**Exercise details**
Print the complete set of entries exactly.

────────────────────────────────────────

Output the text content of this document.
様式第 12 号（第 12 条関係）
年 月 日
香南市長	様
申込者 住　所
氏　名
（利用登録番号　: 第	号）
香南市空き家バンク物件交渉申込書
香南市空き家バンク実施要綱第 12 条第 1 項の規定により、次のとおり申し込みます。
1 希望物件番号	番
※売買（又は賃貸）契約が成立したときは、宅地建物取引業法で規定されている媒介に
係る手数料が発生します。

────────────────────────────────────────

**Answer to this task**
Output the text content of this document.
様式第 12 号（第 12 条関係）
年 月 日
香南市長	様
申込者 住　所
氏　名
（利用登録番号　: 第	号）
香南市空き家バンク物件交渉申込書
香南市空き家バンク実施要綱第 12 条第 1 項の規定により、次のとおり申し込みます。
1 希望物件番号	番
※売買（又は賃貸）契約が成立したときは、宅地建物取引業法で規定されている媒介に
係る手数料が発生します。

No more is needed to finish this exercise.